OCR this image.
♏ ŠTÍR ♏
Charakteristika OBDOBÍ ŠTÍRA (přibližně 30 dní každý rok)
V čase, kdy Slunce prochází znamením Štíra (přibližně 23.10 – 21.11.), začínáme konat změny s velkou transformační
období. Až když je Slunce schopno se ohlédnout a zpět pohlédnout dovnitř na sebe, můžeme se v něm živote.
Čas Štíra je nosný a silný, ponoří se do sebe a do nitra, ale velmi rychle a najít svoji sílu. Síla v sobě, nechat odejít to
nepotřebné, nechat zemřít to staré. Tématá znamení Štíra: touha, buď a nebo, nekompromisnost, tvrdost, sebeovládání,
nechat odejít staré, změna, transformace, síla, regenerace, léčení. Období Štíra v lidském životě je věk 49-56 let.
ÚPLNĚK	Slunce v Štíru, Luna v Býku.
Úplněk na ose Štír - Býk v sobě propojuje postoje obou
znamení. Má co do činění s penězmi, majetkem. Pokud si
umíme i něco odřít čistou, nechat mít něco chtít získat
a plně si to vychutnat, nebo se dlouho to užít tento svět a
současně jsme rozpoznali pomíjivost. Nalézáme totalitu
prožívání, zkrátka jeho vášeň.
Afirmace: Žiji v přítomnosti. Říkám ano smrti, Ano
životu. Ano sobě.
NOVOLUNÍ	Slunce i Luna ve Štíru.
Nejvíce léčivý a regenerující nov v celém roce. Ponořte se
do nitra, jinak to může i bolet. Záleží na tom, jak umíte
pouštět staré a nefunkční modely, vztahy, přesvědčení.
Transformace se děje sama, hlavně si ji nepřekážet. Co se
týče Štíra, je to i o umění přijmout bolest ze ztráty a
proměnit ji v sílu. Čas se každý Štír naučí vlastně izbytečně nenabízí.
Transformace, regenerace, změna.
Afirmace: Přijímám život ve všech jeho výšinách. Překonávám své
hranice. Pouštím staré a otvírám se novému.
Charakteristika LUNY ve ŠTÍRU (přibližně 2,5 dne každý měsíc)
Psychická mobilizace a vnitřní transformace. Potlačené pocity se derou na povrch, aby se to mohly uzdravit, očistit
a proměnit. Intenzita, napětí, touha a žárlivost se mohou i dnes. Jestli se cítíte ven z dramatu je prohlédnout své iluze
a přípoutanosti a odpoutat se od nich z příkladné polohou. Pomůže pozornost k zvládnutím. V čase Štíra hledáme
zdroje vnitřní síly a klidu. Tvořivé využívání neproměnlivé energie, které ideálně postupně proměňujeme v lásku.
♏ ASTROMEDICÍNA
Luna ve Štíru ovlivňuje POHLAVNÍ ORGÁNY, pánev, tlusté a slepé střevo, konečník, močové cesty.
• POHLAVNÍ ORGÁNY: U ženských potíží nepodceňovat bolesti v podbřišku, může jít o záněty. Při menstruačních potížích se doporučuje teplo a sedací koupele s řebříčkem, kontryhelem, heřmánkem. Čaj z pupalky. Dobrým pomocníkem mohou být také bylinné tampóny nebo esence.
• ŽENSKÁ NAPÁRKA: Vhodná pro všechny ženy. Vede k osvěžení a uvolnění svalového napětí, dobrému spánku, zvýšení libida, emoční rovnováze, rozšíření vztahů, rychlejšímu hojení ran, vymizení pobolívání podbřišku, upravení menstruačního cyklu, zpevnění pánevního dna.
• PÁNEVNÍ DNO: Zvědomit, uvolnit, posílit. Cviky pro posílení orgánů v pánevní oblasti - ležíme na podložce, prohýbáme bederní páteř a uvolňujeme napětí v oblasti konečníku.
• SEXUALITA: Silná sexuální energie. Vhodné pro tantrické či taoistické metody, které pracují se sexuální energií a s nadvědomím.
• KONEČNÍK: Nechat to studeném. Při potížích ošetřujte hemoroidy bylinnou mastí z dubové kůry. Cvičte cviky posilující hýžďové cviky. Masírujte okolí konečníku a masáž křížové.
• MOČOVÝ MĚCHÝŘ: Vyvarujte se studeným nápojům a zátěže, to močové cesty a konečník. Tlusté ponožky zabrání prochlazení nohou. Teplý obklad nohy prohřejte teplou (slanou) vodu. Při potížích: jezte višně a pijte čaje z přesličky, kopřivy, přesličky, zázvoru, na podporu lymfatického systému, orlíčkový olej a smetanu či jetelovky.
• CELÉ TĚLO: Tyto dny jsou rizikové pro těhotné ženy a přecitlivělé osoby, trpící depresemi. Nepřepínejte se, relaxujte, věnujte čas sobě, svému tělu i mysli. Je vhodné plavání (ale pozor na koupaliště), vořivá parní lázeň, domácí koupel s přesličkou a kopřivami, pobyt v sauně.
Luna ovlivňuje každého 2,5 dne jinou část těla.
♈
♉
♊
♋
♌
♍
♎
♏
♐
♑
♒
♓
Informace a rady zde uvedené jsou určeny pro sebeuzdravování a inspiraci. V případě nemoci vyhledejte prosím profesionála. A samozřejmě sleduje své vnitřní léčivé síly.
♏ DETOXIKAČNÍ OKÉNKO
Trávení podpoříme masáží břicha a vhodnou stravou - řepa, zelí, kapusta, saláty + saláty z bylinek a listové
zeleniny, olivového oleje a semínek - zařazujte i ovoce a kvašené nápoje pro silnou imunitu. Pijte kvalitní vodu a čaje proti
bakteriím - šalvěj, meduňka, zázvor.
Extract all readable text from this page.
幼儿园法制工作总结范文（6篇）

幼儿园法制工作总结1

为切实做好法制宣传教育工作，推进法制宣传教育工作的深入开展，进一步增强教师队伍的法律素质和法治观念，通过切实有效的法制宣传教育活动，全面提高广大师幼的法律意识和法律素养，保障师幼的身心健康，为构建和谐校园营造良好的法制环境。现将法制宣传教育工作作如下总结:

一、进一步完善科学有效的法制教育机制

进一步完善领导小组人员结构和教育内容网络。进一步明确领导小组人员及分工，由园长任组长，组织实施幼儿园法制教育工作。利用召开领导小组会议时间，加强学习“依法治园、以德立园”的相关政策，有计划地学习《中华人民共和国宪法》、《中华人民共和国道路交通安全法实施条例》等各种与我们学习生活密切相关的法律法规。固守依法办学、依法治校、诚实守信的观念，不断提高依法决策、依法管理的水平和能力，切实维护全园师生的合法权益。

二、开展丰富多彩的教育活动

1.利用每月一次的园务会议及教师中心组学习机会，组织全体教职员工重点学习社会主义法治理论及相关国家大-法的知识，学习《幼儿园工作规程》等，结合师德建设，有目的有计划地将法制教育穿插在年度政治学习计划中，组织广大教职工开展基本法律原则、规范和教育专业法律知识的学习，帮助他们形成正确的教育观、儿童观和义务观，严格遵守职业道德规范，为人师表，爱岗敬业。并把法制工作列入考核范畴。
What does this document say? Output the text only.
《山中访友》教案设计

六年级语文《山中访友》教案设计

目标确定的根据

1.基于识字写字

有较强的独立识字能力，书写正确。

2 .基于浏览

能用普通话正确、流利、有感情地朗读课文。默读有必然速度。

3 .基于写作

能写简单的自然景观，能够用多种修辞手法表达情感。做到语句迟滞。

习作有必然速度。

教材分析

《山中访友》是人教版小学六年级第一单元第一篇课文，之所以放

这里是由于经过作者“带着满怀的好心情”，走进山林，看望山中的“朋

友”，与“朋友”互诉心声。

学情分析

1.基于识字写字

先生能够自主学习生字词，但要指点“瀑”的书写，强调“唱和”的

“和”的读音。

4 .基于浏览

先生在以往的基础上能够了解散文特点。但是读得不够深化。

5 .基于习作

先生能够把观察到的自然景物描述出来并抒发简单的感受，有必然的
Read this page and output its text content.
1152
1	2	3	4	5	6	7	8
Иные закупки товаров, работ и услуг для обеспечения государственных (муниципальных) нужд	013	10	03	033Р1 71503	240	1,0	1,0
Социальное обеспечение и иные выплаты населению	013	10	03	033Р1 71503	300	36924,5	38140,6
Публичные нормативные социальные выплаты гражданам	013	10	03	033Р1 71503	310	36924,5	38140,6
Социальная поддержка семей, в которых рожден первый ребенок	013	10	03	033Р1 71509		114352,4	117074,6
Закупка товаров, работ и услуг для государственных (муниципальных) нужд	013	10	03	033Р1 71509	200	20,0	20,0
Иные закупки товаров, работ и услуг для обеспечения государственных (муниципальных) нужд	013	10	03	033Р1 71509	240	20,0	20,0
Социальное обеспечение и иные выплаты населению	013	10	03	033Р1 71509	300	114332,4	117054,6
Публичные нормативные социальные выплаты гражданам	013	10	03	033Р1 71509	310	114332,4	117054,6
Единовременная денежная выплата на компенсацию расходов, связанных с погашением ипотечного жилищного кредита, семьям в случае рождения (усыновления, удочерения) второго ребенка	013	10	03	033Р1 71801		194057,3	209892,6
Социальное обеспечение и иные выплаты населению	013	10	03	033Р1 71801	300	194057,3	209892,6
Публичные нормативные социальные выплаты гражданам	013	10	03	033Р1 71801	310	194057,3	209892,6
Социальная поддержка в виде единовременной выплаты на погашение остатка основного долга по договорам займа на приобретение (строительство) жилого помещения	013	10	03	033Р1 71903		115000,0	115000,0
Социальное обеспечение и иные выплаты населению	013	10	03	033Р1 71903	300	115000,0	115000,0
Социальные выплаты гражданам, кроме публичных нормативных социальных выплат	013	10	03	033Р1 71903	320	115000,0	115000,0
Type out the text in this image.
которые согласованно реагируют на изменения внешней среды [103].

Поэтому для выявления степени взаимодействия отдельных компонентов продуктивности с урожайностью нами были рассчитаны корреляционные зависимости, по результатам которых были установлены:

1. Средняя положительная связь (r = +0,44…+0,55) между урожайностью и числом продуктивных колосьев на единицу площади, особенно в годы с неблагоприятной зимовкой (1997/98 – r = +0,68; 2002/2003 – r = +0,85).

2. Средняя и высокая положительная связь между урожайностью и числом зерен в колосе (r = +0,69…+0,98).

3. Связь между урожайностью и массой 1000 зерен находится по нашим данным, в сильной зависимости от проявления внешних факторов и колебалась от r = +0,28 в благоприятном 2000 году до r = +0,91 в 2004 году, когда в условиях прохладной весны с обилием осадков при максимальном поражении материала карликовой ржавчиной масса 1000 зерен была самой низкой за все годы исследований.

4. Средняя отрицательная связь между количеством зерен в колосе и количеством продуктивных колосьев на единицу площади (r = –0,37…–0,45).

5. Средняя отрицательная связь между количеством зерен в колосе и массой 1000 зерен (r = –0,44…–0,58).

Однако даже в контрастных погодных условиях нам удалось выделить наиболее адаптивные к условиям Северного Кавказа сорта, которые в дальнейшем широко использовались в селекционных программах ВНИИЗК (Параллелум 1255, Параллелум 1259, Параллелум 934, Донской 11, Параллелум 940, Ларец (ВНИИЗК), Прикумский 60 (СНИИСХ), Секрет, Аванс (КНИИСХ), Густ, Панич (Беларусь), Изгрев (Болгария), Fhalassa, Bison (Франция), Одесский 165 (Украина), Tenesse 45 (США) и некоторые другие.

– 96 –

-=-=-

# Direction
Take each line containing the string "которых" and copy it out.

# In response
Социальная поддержка семей, в которых рожден первый ребенок	013	10	03	033Р1 71509		114352,4	117074,6
Поэтому для выявления степени взаимодействия отдельных компонентов продуктивности с урожайностью нами были рассчитаны корреляционные зависимости, по результатам которых были установлены:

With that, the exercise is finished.